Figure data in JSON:
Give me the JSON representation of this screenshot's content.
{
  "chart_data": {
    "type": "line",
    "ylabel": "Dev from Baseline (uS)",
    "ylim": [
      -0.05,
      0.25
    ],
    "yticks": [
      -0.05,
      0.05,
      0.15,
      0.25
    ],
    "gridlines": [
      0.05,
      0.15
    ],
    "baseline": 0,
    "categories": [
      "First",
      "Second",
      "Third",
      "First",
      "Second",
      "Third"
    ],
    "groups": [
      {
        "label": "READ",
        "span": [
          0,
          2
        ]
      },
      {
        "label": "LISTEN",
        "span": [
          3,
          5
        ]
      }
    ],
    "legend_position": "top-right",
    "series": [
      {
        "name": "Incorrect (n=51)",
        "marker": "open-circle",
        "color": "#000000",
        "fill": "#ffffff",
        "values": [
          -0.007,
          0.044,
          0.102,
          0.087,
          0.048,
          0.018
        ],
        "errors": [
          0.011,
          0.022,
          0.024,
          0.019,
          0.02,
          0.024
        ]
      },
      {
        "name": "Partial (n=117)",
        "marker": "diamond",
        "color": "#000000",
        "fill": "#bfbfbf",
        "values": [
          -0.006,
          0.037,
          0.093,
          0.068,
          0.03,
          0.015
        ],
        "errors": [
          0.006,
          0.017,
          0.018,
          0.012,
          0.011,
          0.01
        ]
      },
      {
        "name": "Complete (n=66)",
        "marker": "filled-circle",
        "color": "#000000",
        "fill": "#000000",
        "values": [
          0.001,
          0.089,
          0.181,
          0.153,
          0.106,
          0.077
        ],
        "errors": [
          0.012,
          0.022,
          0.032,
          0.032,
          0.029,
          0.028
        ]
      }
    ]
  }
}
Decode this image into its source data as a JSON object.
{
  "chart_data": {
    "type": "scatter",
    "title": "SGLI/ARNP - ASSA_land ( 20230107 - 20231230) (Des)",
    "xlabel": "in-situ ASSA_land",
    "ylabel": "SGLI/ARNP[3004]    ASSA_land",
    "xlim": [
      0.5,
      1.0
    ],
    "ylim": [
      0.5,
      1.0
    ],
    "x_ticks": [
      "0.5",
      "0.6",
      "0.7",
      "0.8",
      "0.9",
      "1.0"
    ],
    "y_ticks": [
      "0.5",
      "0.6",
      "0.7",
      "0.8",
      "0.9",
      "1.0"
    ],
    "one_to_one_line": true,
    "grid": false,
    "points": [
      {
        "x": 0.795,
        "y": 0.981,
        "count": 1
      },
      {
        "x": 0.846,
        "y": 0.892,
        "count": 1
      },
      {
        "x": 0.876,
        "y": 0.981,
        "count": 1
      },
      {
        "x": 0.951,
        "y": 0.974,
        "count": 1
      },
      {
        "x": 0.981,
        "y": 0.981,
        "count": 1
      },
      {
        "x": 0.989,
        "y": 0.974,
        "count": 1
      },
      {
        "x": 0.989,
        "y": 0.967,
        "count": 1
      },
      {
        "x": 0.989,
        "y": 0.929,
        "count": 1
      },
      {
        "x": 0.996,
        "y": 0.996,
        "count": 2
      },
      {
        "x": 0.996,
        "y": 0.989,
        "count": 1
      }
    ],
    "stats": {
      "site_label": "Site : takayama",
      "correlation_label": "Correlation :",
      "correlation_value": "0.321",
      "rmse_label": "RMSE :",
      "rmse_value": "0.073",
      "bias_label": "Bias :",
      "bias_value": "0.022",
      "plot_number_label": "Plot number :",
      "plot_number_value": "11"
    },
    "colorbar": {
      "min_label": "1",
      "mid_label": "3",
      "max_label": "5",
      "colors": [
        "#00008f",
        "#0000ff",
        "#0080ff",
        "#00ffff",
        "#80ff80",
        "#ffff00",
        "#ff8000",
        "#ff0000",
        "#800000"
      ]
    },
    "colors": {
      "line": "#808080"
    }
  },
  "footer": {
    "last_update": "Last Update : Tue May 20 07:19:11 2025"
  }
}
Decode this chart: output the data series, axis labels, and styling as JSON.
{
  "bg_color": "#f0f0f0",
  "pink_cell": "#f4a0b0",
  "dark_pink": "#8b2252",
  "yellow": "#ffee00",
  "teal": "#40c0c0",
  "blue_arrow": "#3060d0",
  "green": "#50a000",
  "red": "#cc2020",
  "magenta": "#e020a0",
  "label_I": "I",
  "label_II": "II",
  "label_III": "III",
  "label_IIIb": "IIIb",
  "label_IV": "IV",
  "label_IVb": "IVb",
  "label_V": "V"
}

Set task.
Gather all lines of the records that include the word "Decode".

Final answer.
Decode this image into its source data as a JSON object.
Decode this chart: output the data series, axis labels, and styling as JSON.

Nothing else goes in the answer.